AIM OF THE EXERCISE | Find the word "ylabel" in the data. Return every line where it appears.

— Start MATERIAL FOR THIS TASK —

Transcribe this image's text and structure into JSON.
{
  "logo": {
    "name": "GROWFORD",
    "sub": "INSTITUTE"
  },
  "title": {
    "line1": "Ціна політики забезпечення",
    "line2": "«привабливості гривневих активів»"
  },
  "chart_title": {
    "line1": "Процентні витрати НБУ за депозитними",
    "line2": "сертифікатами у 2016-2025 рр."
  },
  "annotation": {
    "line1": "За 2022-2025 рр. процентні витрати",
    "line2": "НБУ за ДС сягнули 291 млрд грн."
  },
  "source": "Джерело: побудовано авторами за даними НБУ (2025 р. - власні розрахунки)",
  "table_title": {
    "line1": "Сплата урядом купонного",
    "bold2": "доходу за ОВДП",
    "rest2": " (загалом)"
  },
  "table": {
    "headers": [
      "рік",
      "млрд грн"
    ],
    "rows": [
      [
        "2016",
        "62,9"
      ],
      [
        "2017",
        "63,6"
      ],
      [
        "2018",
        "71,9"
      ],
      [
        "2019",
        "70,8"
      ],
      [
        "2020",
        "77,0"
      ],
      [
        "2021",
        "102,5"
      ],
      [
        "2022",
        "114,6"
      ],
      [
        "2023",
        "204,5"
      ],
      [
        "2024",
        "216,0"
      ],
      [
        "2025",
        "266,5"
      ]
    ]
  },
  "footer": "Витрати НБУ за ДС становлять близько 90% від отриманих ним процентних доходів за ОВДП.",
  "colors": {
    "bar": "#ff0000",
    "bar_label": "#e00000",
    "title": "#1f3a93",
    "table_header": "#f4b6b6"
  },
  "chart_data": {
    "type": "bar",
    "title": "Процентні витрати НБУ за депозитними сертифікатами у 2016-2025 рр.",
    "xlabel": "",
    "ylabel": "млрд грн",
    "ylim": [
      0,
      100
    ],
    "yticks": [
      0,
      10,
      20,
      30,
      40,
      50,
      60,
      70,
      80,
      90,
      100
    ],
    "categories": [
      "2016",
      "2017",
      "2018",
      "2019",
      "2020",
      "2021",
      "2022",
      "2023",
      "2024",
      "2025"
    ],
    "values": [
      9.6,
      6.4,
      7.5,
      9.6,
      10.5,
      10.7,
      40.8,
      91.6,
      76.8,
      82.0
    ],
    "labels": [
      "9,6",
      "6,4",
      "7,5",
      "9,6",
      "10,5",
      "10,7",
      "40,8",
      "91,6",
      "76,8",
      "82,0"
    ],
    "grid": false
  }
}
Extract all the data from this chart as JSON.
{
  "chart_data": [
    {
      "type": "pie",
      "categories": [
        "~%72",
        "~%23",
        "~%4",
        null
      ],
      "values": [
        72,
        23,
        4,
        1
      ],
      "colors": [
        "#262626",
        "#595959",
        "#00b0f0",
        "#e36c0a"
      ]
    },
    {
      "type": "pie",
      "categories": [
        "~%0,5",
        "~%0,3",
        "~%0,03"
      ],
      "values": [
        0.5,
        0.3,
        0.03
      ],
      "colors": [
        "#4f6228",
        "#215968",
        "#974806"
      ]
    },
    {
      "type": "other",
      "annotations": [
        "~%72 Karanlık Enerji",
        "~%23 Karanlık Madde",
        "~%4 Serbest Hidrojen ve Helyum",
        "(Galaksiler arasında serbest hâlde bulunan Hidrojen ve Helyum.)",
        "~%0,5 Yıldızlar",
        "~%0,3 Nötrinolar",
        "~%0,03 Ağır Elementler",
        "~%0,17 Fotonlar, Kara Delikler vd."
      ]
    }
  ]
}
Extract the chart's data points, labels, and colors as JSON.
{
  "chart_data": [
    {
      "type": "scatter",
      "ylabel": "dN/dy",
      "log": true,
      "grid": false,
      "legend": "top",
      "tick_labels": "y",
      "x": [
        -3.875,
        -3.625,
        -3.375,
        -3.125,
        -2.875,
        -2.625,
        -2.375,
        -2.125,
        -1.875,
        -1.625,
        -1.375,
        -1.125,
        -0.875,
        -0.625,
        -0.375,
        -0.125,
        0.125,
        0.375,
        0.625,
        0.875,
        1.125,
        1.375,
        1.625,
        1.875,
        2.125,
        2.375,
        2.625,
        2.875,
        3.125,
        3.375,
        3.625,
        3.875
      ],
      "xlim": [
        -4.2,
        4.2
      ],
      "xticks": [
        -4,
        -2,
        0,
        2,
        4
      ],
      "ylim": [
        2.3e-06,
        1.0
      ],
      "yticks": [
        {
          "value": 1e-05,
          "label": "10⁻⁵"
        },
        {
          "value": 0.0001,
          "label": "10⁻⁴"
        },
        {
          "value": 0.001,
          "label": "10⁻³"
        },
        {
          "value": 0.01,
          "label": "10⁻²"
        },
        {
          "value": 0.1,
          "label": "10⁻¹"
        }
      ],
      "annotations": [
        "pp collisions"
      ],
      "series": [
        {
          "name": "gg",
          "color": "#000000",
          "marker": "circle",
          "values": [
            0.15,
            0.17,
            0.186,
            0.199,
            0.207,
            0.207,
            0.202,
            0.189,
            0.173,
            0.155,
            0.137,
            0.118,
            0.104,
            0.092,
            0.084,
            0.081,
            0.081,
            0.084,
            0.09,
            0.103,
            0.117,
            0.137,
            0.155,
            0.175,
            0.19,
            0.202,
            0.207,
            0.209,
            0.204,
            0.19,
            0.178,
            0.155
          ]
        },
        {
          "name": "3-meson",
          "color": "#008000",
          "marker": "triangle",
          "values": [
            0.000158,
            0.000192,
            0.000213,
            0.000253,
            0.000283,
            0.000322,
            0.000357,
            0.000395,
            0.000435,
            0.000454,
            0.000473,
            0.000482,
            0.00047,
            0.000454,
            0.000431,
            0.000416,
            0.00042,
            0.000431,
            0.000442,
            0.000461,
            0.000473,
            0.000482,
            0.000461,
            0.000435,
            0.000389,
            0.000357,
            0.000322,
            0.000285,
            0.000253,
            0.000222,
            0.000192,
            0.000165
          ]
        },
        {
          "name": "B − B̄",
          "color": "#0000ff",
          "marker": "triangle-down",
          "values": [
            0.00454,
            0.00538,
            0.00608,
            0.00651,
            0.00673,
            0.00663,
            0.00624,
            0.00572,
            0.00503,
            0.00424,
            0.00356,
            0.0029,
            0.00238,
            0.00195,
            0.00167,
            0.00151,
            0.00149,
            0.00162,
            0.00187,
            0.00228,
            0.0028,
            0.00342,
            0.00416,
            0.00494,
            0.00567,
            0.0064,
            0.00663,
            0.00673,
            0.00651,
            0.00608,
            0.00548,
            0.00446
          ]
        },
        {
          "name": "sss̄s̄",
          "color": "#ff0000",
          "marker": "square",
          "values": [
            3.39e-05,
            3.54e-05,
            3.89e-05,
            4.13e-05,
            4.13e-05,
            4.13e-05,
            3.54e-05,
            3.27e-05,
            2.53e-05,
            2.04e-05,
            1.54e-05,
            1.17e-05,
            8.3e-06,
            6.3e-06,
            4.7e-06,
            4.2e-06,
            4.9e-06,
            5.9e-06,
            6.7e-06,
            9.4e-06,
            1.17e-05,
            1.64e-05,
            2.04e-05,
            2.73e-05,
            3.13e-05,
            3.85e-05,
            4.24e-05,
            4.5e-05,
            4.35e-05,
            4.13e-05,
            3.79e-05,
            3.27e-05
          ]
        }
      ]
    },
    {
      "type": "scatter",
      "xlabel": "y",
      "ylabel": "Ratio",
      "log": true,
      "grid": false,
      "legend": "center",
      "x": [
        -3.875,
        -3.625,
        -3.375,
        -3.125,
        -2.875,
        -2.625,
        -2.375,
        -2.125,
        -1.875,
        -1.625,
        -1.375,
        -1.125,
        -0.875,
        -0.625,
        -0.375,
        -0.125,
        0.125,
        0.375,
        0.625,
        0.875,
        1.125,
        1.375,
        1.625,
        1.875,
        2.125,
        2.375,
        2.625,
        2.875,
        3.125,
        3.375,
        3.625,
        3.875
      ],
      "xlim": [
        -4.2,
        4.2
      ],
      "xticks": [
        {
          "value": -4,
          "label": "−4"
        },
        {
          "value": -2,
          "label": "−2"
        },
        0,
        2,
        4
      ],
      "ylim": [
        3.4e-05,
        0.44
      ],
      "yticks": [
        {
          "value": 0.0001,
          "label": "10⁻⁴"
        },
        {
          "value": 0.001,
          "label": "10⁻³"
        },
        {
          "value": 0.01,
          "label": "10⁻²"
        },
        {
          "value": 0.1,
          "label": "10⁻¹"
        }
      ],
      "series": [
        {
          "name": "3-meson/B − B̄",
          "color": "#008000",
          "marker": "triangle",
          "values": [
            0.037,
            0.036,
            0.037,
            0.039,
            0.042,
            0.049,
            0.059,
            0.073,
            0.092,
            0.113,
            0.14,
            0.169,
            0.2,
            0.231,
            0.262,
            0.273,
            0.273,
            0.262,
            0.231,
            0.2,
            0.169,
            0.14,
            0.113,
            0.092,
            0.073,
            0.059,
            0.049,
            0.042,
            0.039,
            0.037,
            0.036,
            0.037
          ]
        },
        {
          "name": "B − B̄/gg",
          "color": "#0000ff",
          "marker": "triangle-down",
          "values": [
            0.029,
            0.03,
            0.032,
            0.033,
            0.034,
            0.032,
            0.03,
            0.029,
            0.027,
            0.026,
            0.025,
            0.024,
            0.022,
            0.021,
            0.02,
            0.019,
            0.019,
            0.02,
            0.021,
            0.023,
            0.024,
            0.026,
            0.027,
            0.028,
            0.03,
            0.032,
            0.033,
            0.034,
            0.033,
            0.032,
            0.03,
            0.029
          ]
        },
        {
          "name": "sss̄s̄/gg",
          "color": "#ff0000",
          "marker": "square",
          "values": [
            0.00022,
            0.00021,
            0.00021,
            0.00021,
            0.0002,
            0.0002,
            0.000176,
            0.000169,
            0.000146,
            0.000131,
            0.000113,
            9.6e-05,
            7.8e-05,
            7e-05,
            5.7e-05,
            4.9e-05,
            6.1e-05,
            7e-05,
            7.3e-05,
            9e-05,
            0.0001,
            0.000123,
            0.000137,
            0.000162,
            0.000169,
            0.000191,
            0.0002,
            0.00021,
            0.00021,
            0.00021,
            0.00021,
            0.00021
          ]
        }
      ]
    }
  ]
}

— End MATERIAL FOR THIS TASK —

ANSWER TO THIS TASK |
    "ylabel": "млрд грн",
      "ylabel": "dN/dy",
      "ylabel": "Ratio",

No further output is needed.